**WHAT YOU HAVE TO DO:** Each record below should appear again exactly as written.

**TASK MATERIAL:**
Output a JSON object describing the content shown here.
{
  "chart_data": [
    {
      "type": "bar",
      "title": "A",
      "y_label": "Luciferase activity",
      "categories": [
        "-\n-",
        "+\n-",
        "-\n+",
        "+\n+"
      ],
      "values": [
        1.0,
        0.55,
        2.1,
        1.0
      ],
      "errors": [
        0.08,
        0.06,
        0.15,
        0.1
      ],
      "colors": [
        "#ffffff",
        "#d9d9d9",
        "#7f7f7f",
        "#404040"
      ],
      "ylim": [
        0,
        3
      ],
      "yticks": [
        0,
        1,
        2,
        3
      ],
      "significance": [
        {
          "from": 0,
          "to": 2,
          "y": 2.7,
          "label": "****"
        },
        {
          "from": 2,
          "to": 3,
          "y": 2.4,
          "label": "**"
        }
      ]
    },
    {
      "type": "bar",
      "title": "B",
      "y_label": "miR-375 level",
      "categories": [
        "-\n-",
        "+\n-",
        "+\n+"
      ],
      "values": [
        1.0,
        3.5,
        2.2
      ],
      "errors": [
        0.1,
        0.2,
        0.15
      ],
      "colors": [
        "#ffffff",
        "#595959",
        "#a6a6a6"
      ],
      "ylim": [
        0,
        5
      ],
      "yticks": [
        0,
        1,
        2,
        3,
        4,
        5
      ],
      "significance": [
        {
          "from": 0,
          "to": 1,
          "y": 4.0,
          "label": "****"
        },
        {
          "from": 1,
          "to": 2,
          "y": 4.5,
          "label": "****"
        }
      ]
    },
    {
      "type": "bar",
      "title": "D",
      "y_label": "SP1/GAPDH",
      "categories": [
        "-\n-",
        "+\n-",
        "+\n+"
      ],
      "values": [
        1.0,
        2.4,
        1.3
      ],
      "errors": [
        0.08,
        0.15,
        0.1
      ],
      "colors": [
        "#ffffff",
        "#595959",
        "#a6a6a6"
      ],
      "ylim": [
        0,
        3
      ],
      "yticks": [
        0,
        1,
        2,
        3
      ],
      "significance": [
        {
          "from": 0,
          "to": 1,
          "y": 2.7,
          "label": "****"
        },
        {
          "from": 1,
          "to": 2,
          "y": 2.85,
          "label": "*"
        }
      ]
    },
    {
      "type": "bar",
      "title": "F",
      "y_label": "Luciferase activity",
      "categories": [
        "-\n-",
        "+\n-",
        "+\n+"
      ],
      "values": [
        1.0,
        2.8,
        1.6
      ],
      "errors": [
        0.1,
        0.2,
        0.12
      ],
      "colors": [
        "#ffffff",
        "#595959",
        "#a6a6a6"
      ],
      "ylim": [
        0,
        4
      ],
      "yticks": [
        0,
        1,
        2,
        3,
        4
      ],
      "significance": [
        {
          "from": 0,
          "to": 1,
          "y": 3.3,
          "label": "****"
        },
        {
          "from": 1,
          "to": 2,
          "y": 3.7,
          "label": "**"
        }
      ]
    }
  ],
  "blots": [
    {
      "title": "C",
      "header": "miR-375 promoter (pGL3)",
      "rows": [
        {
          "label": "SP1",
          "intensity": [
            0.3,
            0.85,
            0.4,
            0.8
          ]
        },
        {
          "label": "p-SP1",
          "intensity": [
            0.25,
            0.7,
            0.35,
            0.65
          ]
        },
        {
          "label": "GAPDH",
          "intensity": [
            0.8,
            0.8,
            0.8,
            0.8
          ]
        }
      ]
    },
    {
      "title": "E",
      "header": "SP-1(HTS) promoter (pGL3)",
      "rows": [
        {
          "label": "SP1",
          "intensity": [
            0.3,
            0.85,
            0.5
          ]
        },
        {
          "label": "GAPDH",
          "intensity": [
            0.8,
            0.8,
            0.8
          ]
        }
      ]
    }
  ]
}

**RESPONSE:**
Output a JSON object describing the content shown here.
{
  "chart_data": [
    {
      "type": "bar",
      "title": "A",
      "y_label": "Luciferase activity",
      "categories": [
        "-\n-",
        "+\n-",
        "-\n+",
        "+\n+"
      ],
      "values": [
        1.0,
        0.55,
        2.1,
        1.0
      ],
      "errors": [
        0.08,
        0.06,
        0.15,
        0.1
      ],
      "colors": [
        "#ffffff",
        "#d9d9d9",
        "#7f7f7f",
        "#404040"
      ],
      "ylim": [
        0,
        3
      ],
      "yticks": [
        0,
        1,
        2,
        3
      ],
      "significance": [
        {
          "from": 0,
          "to": 2,
          "y": 2.7,
          "label": "****"
        },
        {
          "from": 2,
          "to": 3,
          "y": 2.4,
          "label": "**"
        }
      ]
    },
    {
      "type": "bar",
      "title": "B",
      "y_label": "miR-375 level",
      "categories": [
        "-\n-",
        "+\n-",
        "+\n+"
      ],
      "values": [
        1.0,
        3.5,
        2.2
      ],
      "errors": [
        0.1,
        0.2,
        0.15
      ],
      "colors": [
        "#ffffff",
        "#595959",
        "#a6a6a6"
      ],
      "ylim": [
        0,
        5
      ],
      "yticks": [
        0,
        1,
        2,
        3,
        4,
        5
      ],
      "significance": [
        {
          "from": 0,
          "to": 1,
          "y": 4.0,
          "label": "****"
        },
        {
          "from": 1,
          "to": 2,
          "y": 4.5,
          "label": "****"
        }
      ]
    },
    {
      "type": "bar",
      "title": "D",
      "y_label": "SP1/GAPDH",
      "categories": [
        "-\n-",
        "+\n-",
        "+\n+"
      ],
      "values": [
        1.0,
        2.4,
        1.3
      ],
      "errors": [
        0.08,
        0.15,
        0.1
      ],
      "colors": [
        "#ffffff",
        "#595959",
        "#a6a6a6"
      ],
      "ylim": [
        0,
        3
      ],
      "yticks": [
        0,
        1,
        2,
        3
      ],
      "significance": [
        {
          "from": 0,
          "to": 1,
          "y": 2.7,
          "label": "****"
        },
        {
          "from": 1,
          "to": 2,
          "y": 2.85,
          "label": "*"
        }
      ]
    },
    {
      "type": "bar",
      "title": "F",
      "y_label": "Luciferase activity",
      "categories": [
        "-\n-",
        "+\n-",
        "+\n+"
      ],
      "values": [
        1.0,
        2.8,
        1.6
      ],
      "errors": [
        0.1,
        0.2,
        0.12
      ],
      "colors": [
        "#ffffff",
        "#595959",
        "#a6a6a6"
      ],
      "ylim": [
        0,
        4
      ],
      "yticks": [
        0,
        1,
        2,
        3,
        4
      ],
      "significance": [
        {
          "from": 0,
          "to": 1,
          "y": 3.3,
          "label": "****"
        },
        {
          "from": 1,
          "to": 2,
          "y": 3.7,
          "label": "**"
        }
      ]
    }
  ],
  "blots": [
    {
      "title": "C",
      "header": "miR-375 promoter (pGL3)",
      "rows": [
        {
          "label": "SP1",
          "intensity": [
            0.3,
            0.85,
            0.4,
            0.8
          ]
        },
        {
          "label": "p-SP1",
          "intensity": [
            0.25,
            0.7,
            0.35,
            0.65
          ]
        },
        {
          "label": "GAPDH",
          "intensity": [
            0.8,
            0.8,
            0.8,
            0.8
          ]
        }
      ]
    },
    {
      "title": "E",
      "header": "SP-1(HTS) promoter (pGL3)",
      "rows": [
        {
          "label": "SP1",
          "intensity": [
            0.3,
            0.85,
            0.5
          ]
        },
        {
          "label": "GAPDH",
          "intensity": [
            0.8,
            0.8,
            0.8
          ]
        }
      ]
    }
  ]
}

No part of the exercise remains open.